(Dataset entries)

******

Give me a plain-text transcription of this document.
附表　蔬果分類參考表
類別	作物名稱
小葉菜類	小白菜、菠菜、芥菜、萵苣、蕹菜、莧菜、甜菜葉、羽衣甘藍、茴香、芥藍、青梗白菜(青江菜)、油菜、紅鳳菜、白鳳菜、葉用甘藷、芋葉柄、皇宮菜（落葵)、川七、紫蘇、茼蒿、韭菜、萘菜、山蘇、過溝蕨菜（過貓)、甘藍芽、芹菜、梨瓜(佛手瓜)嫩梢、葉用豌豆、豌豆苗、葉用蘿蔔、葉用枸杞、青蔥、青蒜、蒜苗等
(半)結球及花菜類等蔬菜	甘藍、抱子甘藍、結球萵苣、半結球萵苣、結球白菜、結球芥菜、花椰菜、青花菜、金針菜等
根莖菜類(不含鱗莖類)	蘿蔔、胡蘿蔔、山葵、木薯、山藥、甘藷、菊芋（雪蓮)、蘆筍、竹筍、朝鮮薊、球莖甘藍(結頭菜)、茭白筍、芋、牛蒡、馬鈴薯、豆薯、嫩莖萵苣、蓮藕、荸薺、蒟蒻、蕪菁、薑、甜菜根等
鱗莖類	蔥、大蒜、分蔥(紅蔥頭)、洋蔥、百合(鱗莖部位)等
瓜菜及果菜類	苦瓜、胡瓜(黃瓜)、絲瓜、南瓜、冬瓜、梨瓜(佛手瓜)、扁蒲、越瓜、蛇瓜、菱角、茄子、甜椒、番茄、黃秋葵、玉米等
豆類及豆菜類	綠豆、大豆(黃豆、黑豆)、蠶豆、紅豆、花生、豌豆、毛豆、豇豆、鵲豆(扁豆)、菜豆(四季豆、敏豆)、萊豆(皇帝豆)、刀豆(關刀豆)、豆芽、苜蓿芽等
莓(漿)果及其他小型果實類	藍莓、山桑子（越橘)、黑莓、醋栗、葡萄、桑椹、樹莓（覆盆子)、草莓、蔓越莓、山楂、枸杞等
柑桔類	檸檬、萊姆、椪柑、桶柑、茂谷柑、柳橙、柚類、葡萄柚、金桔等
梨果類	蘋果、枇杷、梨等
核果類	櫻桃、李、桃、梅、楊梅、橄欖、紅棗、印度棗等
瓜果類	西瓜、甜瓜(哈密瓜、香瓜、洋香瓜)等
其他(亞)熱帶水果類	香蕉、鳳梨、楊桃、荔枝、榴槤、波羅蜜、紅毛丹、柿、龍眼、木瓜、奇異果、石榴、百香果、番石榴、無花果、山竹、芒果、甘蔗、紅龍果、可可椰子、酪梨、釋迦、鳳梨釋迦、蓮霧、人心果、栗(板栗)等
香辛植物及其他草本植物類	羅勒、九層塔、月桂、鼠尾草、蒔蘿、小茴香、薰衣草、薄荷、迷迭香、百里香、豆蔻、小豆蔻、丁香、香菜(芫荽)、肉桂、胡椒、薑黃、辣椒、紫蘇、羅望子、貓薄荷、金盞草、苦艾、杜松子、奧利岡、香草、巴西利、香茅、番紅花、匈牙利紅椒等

******

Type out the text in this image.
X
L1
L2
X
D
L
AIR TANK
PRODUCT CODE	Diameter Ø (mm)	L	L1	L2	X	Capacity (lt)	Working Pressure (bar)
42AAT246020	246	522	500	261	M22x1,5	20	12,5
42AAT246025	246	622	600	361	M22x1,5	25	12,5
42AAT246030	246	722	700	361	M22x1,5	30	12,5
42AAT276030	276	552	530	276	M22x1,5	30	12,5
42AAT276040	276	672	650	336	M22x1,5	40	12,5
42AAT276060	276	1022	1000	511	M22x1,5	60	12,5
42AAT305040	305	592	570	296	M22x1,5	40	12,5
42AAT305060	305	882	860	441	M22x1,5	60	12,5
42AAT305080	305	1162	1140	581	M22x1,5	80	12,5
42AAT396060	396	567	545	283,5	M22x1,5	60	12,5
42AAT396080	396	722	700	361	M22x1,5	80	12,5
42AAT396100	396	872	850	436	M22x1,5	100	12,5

******

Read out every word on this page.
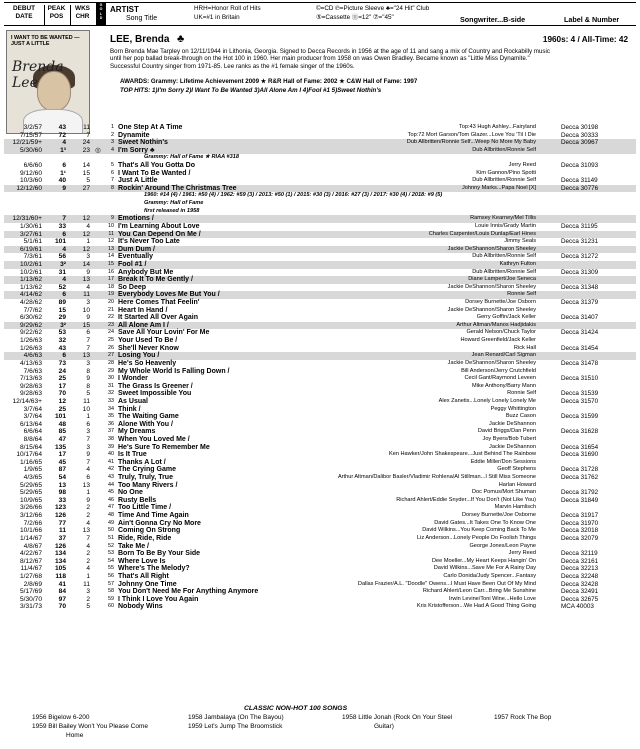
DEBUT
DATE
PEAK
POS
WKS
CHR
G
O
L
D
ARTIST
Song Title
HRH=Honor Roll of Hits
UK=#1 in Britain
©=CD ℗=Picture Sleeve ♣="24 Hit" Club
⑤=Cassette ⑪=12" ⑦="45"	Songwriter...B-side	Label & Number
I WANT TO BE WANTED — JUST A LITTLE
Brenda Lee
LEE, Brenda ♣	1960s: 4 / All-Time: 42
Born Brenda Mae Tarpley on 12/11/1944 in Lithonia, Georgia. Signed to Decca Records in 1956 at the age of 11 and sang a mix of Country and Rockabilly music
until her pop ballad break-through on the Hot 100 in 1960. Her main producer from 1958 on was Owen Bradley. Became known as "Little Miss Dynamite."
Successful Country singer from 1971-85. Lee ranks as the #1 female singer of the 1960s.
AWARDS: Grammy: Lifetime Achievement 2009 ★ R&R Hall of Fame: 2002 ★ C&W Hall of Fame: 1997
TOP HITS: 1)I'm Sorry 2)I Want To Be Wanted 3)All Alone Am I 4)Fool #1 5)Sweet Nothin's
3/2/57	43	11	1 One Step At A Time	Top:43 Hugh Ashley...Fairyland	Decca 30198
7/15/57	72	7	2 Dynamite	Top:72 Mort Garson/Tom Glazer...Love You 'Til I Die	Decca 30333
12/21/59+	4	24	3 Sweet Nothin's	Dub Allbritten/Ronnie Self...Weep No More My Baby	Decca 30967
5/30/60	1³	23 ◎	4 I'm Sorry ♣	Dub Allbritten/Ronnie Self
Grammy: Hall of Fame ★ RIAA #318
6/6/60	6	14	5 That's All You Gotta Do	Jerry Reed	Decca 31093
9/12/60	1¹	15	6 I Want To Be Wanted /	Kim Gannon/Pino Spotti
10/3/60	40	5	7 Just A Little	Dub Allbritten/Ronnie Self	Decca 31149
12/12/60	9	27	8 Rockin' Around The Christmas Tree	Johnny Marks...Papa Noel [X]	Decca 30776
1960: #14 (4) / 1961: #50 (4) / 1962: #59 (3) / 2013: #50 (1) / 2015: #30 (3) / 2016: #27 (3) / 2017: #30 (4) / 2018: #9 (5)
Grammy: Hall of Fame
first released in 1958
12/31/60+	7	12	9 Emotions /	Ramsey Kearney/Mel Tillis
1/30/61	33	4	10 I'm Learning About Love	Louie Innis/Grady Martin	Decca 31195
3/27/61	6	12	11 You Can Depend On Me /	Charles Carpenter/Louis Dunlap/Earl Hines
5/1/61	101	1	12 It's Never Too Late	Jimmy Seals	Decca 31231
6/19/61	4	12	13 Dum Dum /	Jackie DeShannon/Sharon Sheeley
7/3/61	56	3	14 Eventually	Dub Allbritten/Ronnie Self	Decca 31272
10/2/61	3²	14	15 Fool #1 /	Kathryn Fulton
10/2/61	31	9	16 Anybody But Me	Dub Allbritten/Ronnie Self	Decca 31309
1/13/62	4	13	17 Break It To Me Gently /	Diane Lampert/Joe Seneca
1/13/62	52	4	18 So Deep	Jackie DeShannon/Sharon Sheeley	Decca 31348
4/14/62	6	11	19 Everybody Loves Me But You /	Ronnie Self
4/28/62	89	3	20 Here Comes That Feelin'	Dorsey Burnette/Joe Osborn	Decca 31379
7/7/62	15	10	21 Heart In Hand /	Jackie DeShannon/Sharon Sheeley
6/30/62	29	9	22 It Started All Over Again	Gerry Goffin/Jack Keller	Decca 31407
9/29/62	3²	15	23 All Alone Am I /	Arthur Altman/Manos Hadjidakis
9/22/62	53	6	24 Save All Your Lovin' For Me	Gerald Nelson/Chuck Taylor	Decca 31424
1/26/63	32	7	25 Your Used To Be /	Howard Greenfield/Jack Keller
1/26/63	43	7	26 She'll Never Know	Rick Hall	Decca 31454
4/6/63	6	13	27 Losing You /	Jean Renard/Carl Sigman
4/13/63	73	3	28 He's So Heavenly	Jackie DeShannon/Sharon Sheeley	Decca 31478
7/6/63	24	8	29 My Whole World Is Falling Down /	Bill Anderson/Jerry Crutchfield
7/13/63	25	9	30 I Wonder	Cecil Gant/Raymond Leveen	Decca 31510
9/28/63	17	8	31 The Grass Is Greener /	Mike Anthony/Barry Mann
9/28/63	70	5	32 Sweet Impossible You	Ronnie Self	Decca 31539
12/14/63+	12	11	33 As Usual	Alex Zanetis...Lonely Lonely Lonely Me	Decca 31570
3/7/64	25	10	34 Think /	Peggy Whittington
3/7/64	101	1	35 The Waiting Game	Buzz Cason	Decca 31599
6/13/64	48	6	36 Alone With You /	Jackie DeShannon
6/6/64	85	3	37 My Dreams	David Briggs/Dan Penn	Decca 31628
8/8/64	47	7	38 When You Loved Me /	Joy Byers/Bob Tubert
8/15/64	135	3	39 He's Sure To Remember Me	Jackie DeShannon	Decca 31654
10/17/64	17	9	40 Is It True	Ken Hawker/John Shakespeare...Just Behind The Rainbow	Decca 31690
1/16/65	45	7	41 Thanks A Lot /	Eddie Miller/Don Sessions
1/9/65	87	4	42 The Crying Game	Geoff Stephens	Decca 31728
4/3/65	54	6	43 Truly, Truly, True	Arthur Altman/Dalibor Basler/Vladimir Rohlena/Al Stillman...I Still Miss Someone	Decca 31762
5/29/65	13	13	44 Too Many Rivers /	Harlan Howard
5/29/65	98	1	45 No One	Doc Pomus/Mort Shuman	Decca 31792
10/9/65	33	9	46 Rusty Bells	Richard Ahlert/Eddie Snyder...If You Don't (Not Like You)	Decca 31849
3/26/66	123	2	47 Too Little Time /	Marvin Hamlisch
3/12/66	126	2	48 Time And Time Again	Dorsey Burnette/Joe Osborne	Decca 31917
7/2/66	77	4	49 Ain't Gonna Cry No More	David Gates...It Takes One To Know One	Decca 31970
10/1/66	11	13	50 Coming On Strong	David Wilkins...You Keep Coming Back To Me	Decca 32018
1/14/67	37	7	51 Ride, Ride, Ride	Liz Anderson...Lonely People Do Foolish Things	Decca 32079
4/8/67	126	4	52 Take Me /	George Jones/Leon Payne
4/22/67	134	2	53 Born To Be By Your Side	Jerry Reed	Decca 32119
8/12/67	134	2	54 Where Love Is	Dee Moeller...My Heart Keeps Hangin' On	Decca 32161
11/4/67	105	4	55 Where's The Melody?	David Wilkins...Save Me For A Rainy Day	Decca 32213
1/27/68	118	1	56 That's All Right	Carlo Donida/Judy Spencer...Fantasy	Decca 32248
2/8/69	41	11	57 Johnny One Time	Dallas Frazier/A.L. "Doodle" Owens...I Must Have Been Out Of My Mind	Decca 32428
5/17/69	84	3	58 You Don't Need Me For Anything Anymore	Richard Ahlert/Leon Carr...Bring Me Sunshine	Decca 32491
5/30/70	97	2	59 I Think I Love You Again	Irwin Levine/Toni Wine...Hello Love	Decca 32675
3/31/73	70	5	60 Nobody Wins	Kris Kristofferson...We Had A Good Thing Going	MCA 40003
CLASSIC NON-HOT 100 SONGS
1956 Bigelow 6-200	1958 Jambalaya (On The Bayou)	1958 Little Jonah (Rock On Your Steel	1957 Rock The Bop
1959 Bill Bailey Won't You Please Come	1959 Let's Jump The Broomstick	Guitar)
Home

******

Pick out the lines above that hold the string "David" and show them.

[THE ANSWER]
6/6/64	85	3	37 My Dreams	David Briggs/Dan Penn	Decca 31628
7/2/66	77	4	49 Ain't Gonna Cry No More	David Gates...It Takes One To Know One	Decca 31970
10/1/66	11	13	50 Coming On Strong	David Wilkins...You Keep Coming Back To Me	Decca 32018
11/4/67	105	4	55 Where's The Melody?	David Wilkins...Save Me For A Rainy Day	Decca 32213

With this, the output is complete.